OH DU FRÖHLICHE

■ „Granat Theater“ zeigt „Ein Phönix zuviel“

Wahrliche Wunder wirket die Liebe: da läßt sie eine Lebende aus ihrer Gruft auferstehen und bringt einen Toten an den Galgen.

So in Christopher Frys Komödie Ein Phönix zuviel, die die antike Fabel der Witwe von Ephesus aufgreift. Diese, Dynamine, wahrt Treue dem Gatten bis zum Tode und darüber hinaus. Dem verehrten & verstorbenen Virilius folgt sie in die gruftige Höhle. Sterben und neue Einigung im Hades ersehnend, begleitet von der Dienerin, der es gleichwohl Treue wie auch das schon höhere Alter erleichtern, den Todeswunsch zu teilen. Dennoch ist sie die erste, die dem Wein und dem Charme des Soldaten Tegeus verfällt, der, nachdem er neugierig und leichtfertig seine Wache über sechs aus obskuren Gründen Gehängte, die doch der öffentlichen Schau erhalten bleiben wollen, verlassen hat, in die Höhle stolpert. Er hat freilich nur Augen für die schön schlafende Dynamine die, nachdem sie die ihren geöffnet hat, nicht gar so lange zögert & sich ziert, in ihm den Grund zu neuerlicher Liebe zum Leben zu entdecken. Zumal er ihr doch so fein herzuleiten weiß, daß der Schatten Virilius ihr nichts Besseres wünschen kann, als daß sie ihr Leben in Freude lebe. Doch nun hat Tegeus ein Problem: man hat ihm einen seiner Gehängten geklaut, ihm droht nun gleiche Bestrafung. In der Angst um den neuen Geliebten, der sich präventiv selbst zu töten droht, ringt sich Dynamine durch, den früheren zu opfern: der verehrte & verstorbene Virilius muß nun den Galgenvogel vertreten.

* [Bereitgestelltes Material]:
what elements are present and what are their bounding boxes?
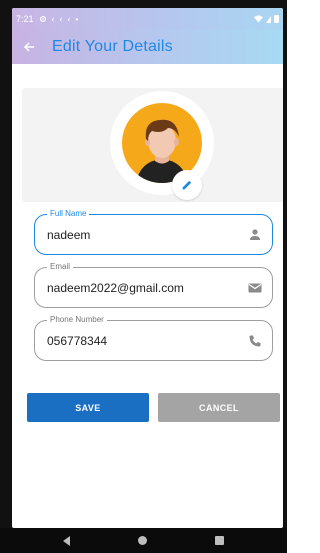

* [Aufgaben zur Übung]:
a) Fasse die Besprechung von „Ein Phönix zuviel“ in zwei Sätzen zusammen.
b) Schreibe aus der Besprechung den Abschnitt ab, der mit „OH DU FRÖHLICHE“ beginnt und mit „an den Galgen.“ endet.
Die Daten sind eigenständiges Material und gehören nicht zur Besprechung.

* [Lösungen]:
a) Das „Granat Theater“ zeigt Christopher Frys Komödie „Ein Phönix zuviel“, die die antike Fabel der Witwe von Ephesus aufgreift: Dynamine folgt ihrem verstorbenen Gatten Virilius mit ihrer Dienerin in die Gruft, verliebt sich dort aber in den Soldaten Tegeus, der seine Wache über sechs Gehängte verlassen hat. Als ihm einer der Gehängten gestohlen wird und ihm dieselbe Strafe droht, opfert Dynamine den toten Virilius, der nun an den Galgen muss.

b)
OH DU FRÖHLICHE

■ „Granat Theater“ zeigt „Ein Phönix zuviel“

Wahrliche Wunder wirket die Liebe: da läßt sie eine Lebende aus ihrer Gruft auferstehen und bringt einen Toten an den Galgen.